> _DIRECTIVE_
Search the material below for the word "icon". Copy every line that has it.

> _INPUT RECORDS_
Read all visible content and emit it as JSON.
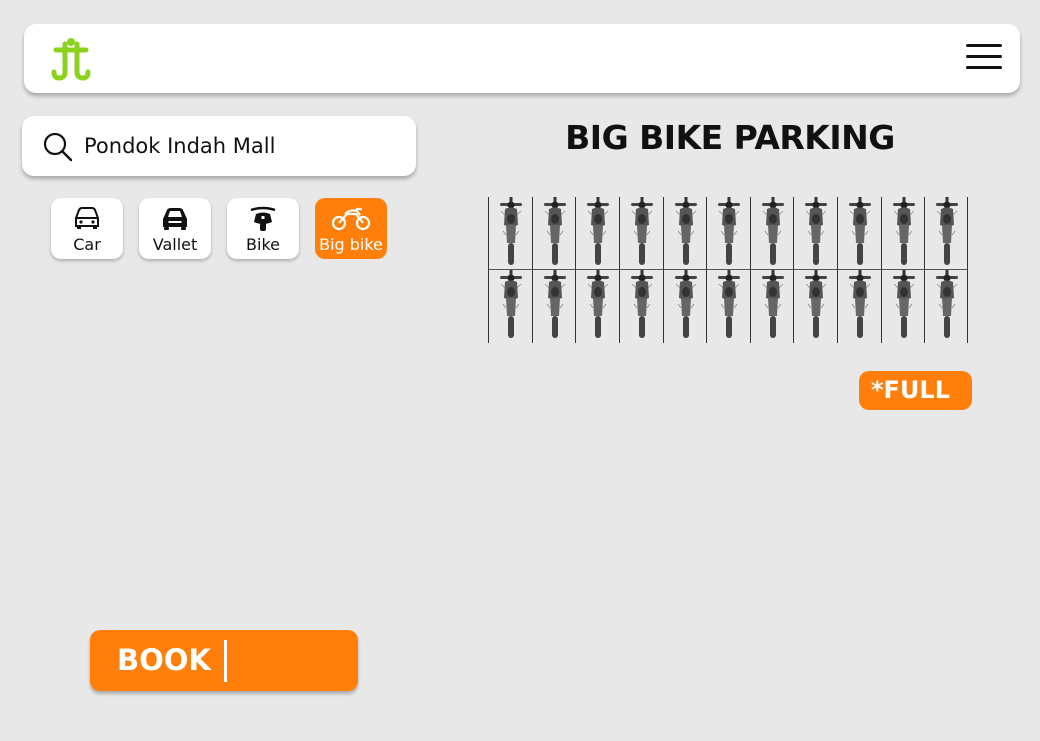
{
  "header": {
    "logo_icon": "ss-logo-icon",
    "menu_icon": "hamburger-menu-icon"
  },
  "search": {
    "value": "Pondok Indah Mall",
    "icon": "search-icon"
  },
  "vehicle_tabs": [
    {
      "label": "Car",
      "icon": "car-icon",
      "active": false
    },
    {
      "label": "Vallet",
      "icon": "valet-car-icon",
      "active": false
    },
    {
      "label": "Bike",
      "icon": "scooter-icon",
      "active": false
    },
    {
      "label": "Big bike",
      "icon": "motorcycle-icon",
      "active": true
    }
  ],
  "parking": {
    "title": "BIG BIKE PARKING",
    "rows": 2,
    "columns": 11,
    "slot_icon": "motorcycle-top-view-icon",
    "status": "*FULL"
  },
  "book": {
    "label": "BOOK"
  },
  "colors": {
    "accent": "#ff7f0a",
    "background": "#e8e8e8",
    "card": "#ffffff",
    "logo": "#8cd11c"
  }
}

> _ANSWER TO THIS PROBLEM_
    "logo_icon": "ss-logo-icon",
    "menu_icon": "hamburger-menu-icon"
    "icon": "search-icon"
      "icon": "car-icon",
      "icon": "valet-car-icon",
      "icon": "scooter-icon",
      "icon": "motorcycle-icon",
    "slot_icon": "motorcycle-top-view-icon",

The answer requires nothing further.